→ Task directions
Look through the data for the string "BTCUSD". Copy every line where it is found.

→ Raw records
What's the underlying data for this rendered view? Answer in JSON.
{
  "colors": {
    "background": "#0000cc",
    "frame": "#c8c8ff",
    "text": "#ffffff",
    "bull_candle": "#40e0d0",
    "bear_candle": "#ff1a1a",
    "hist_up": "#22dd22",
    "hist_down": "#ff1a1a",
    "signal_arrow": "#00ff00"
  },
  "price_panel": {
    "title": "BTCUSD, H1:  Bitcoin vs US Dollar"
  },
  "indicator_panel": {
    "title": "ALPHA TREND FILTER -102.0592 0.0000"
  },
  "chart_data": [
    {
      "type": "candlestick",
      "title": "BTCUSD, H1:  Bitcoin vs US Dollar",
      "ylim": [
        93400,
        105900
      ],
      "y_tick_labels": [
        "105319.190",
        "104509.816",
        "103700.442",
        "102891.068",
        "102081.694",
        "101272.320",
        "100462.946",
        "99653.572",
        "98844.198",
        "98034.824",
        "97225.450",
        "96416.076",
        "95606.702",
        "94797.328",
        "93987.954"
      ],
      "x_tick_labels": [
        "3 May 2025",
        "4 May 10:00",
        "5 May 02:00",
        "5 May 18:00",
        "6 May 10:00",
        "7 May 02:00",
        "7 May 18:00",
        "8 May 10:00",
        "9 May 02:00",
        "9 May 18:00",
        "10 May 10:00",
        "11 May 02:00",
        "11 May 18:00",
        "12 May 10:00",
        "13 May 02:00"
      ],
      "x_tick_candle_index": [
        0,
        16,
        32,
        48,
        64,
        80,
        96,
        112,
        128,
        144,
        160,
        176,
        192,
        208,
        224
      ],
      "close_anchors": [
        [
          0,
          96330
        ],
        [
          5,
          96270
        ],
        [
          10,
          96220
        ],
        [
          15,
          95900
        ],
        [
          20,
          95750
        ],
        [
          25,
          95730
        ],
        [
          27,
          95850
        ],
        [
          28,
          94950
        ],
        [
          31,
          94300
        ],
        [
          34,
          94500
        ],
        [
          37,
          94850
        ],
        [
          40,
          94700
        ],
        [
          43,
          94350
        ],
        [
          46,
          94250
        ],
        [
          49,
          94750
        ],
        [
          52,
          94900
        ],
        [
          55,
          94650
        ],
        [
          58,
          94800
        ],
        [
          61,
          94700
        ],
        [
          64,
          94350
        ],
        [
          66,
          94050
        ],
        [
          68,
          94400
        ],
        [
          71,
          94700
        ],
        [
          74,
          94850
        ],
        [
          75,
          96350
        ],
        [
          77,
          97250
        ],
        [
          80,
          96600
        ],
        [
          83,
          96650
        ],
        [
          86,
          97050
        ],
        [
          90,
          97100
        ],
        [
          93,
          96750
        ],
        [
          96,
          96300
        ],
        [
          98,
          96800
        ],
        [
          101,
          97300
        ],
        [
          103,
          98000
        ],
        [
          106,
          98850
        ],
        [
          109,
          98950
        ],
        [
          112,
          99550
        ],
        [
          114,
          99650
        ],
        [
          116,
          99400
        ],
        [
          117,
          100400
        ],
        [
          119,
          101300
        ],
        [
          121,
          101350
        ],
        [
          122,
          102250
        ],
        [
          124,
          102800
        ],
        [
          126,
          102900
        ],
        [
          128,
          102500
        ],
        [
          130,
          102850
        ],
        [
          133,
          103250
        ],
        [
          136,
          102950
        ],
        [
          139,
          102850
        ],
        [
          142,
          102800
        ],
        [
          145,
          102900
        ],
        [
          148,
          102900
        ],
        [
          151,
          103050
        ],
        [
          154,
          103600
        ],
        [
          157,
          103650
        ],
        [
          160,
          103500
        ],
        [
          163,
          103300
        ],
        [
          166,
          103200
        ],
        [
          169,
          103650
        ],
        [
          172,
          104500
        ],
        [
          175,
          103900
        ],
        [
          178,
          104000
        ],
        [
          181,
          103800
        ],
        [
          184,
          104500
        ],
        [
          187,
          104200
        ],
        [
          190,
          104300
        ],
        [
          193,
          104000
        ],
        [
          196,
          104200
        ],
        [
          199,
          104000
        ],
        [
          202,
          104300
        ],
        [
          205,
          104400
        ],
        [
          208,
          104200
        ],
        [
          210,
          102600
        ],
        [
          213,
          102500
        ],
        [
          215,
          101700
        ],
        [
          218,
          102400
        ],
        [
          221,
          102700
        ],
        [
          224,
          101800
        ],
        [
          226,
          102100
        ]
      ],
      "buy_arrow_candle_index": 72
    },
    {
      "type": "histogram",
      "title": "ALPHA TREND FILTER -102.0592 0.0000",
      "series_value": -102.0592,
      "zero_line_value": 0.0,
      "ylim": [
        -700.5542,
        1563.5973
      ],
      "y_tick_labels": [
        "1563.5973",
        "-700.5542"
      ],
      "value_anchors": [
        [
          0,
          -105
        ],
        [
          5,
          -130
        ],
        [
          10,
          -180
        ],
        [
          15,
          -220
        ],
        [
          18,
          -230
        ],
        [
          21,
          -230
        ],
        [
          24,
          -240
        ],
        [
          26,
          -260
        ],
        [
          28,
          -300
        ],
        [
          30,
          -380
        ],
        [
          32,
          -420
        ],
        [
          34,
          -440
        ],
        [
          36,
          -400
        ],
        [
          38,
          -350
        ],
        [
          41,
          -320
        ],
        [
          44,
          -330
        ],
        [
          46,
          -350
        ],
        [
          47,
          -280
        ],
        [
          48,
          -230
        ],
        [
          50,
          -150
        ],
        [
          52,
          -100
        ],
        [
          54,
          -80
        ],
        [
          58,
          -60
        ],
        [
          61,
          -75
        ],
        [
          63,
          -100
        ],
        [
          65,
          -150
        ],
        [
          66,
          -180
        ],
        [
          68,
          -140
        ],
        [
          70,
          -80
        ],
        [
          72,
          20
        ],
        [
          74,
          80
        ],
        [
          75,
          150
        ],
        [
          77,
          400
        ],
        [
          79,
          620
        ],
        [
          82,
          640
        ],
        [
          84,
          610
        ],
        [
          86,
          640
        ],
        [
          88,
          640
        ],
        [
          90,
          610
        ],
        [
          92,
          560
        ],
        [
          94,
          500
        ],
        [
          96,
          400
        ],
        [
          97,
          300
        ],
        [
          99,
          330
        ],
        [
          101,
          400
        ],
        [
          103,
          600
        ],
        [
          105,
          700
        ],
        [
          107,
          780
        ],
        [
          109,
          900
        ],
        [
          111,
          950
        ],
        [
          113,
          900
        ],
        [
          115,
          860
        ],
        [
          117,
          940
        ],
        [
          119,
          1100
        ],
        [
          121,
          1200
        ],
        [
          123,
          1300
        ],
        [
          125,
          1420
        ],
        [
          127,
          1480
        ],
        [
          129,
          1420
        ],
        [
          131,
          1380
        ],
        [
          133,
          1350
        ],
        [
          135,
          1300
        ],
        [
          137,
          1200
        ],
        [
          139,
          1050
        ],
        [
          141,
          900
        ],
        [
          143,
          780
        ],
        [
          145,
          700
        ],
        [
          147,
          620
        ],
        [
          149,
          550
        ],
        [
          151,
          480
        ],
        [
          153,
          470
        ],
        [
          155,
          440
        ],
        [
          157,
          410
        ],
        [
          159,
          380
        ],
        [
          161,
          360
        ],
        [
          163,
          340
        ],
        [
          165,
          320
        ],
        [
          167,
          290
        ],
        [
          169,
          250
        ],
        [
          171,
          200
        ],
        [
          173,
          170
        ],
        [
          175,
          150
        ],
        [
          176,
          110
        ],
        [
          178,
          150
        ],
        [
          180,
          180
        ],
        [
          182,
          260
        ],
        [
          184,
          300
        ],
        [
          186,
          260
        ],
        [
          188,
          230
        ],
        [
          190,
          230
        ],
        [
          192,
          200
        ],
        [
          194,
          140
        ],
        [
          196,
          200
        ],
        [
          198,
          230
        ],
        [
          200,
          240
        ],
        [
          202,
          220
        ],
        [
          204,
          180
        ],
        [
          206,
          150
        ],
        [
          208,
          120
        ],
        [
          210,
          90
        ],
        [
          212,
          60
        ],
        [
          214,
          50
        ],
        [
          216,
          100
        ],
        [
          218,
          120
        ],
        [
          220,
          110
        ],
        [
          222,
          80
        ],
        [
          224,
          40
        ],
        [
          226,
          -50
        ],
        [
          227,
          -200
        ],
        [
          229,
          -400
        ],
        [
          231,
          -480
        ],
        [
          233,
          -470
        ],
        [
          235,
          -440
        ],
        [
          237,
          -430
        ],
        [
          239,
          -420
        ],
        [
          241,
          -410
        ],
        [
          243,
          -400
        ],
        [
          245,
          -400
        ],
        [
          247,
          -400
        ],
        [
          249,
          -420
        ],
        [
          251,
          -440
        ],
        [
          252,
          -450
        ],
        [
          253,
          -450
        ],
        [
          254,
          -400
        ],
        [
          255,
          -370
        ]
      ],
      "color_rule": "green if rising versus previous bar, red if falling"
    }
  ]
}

→ Problem solution
    "title": "BTCUSD, H1:  Bitcoin vs US Dollar"
      "title": "BTCUSD, H1:  Bitcoin vs US Dollar",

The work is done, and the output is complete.